Task statement: State how many lines of the listing below include the word "this". Give only the number.

##### Provided information

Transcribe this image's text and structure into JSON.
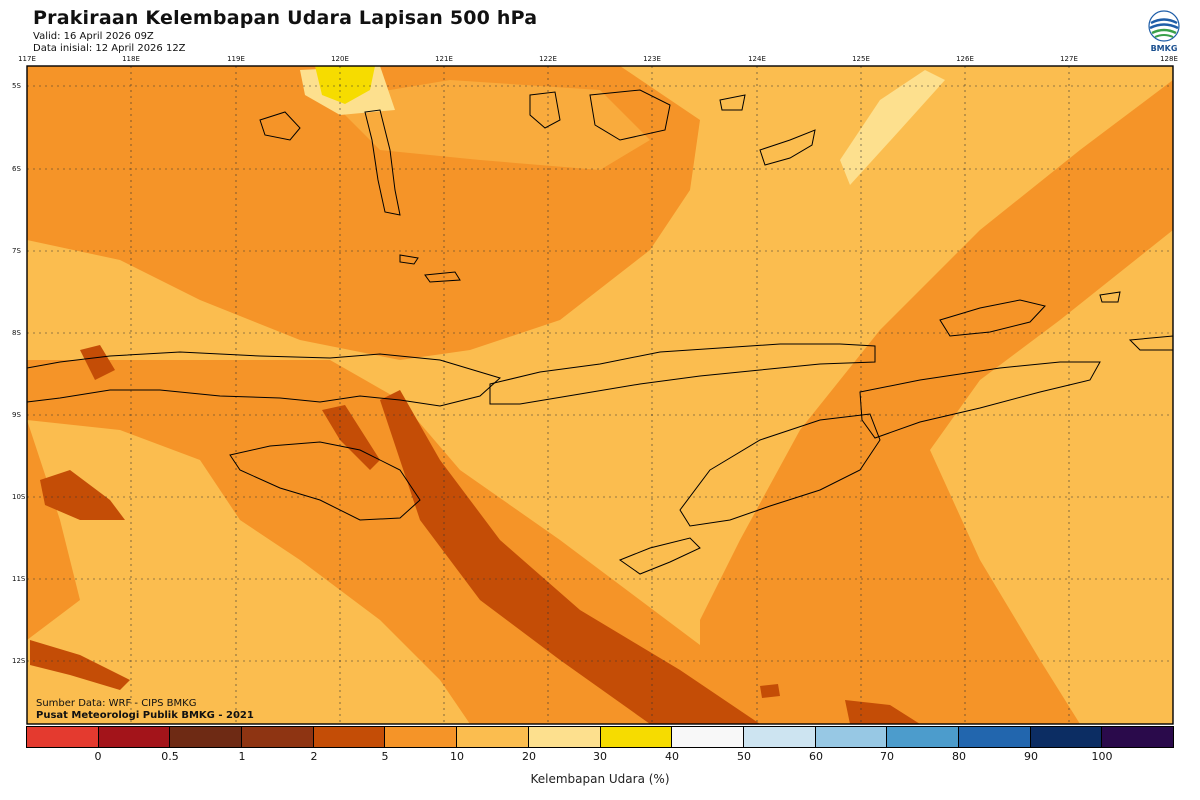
{
  "header": {
    "title": "Prakiraan Kelembapan Udara Lapisan 500 hPa",
    "valid": "Valid: 16 April 2026 09Z",
    "init": "Data inisial: 12 April 2026 12Z"
  },
  "logo": {
    "text": "BMKG"
  },
  "map": {
    "lon_labels": [
      "117E",
      "118E",
      "119E",
      "120E",
      "121E",
      "122E",
      "123E",
      "124E",
      "125E",
      "126E",
      "127E",
      "128E"
    ],
    "lat_labels": [
      "5S",
      "6S",
      "7S",
      "8S",
      "9S",
      "10S",
      "11S",
      "12S"
    ]
  },
  "credits": {
    "source": "Sumber Data: WRF - CIPS BMKG",
    "publisher": "Pusat Meteorologi Publik BMKG - 2021"
  },
  "colorbar": {
    "title": "Kelembapan Udara (%)",
    "labels": [
      "0",
      "0.5",
      "1",
      "2",
      "5",
      "10",
      "20",
      "30",
      "40",
      "50",
      "60",
      "70",
      "80",
      "90",
      "100"
    ],
    "colors": [
      "#e43a2f",
      "#a3141a",
      "#6e2a14",
      "#8e3412",
      "#c44d06",
      "#f59428",
      "#fbbd4f",
      "#fde08e",
      "#f6dc00",
      "#f8f8f8",
      "#cde4f1",
      "#97c8e4",
      "#4c9ccc",
      "#2266ae",
      "#0c2d63",
      "#2a0a4b"
    ]
  }
}
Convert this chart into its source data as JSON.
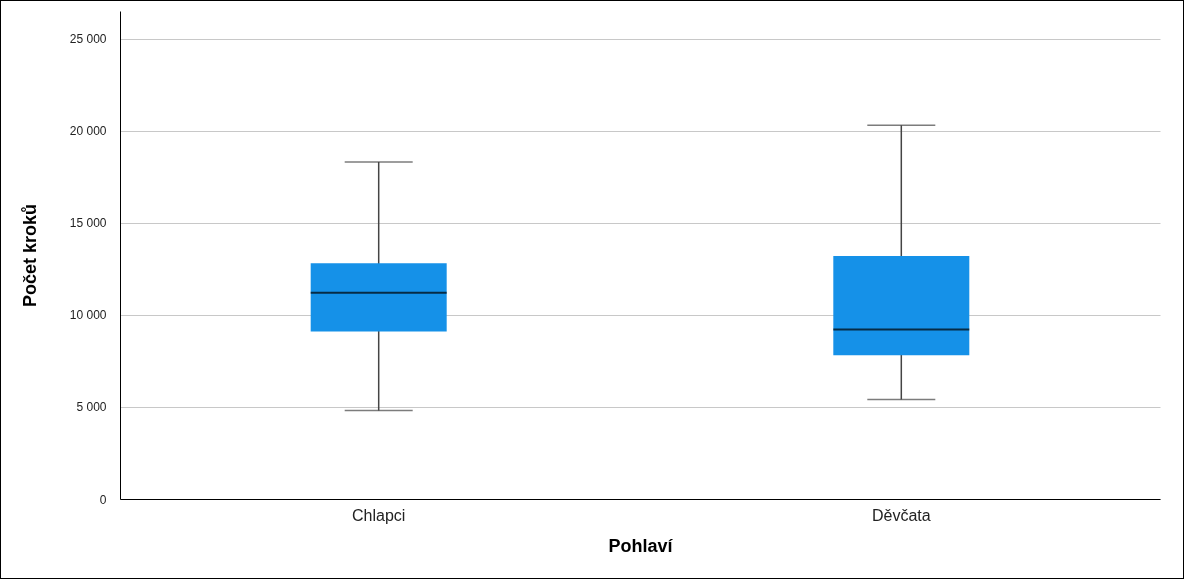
{
  "chart_data": {
    "type": "box",
    "xlabel": "Pohlaví",
    "ylabel": "Počet kroků",
    "categories": [
      "Chlapci",
      "Děvčata"
    ],
    "boxes": [
      {
        "low": 4800,
        "q1": 9100,
        "median": 11200,
        "q3": 12800,
        "high": 18300
      },
      {
        "low": 5400,
        "q1": 7800,
        "median": 9200,
        "q3": 13200,
        "high": 20300
      }
    ],
    "color": "#1591e8",
    "ylim": [
      0,
      26500
    ],
    "yticks": [
      {
        "value": 0,
        "label": "0"
      },
      {
        "value": 5000,
        "label": "5 000"
      },
      {
        "value": 10000,
        "label": "10 000"
      },
      {
        "value": 15000,
        "label": "15 000"
      },
      {
        "value": 20000,
        "label": "20 000"
      },
      {
        "value": 25000,
        "label": "25 000"
      }
    ],
    "grid": "y"
  }
}
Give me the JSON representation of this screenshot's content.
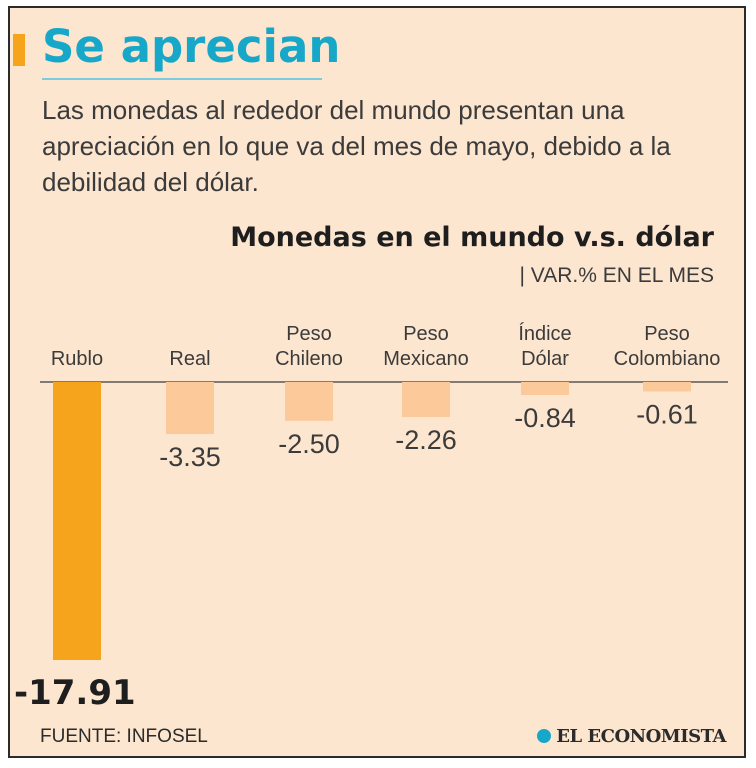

##########

Exercise result: 3